- [WORK TO DO] Quote the whole listing verbatim.

- [SUPPLIED RECORDS]
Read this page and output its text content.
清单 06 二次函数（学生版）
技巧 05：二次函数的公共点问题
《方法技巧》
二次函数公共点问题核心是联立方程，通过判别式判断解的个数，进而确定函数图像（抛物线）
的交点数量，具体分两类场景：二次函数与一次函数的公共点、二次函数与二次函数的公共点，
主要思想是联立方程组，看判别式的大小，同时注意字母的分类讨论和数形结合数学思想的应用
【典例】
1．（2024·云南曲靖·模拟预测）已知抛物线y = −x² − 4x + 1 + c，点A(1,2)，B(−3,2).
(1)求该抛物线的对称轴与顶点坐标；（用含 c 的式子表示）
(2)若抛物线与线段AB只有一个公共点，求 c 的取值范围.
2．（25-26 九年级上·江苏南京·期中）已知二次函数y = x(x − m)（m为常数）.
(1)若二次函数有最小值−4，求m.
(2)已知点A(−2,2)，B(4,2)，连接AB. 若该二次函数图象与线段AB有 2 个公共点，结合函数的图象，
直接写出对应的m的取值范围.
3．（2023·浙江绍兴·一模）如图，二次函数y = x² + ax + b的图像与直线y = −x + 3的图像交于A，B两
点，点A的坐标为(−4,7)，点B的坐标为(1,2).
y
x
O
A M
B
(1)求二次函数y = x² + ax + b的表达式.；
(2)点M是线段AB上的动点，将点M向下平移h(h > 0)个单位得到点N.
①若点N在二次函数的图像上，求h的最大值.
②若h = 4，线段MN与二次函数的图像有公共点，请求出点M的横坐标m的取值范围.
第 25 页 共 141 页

- [SOLUTION TO THIS EXERCISE]
Read this page and output its text content.
清单 06 二次函数（学生版）
技巧 05：二次函数的公共点问题
《方法技巧》
二次函数公共点问题核心是联立方程，通过判别式判断解的个数，进而确定函数图像（抛物线）
的交点数量，具体分两类场景：二次函数与一次函数的公共点、二次函数与二次函数的公共点，
主要思想是联立方程组，看判别式的大小，同时注意字母的分类讨论和数形结合数学思想的应用
【典例】
1．（2024·云南曲靖·模拟预测）已知抛物线y = −x² − 4x + 1 + c，点A(1,2)，B(−3,2).
(1)求该抛物线的对称轴与顶点坐标；（用含 c 的式子表示）
(2)若抛物线与线段AB只有一个公共点，求 c 的取值范围.
2．（25-26 九年级上·江苏南京·期中）已知二次函数y = x(x − m)（m为常数）.
(1)若二次函数有最小值−4，求m.
(2)已知点A(−2,2)，B(4,2)，连接AB. 若该二次函数图象与线段AB有 2 个公共点，结合函数的图象，
直接写出对应的m的取值范围.
3．（2023·浙江绍兴·一模）如图，二次函数y = x² + ax + b的图像与直线y = −x + 3的图像交于A，B两
点，点A的坐标为(−4,7)，点B的坐标为(1,2).
y
x
O
A M
B
(1)求二次函数y = x² + ax + b的表达式.；
(2)点M是线段AB上的动点，将点M向下平移h(h > 0)个单位得到点N.
①若点N在二次函数的图像上，求h的最大值.
②若h = 4，线段MN与二次函数的图像有公共点，请求出点M的横坐标m的取值范围.
第 25 页 共 141 页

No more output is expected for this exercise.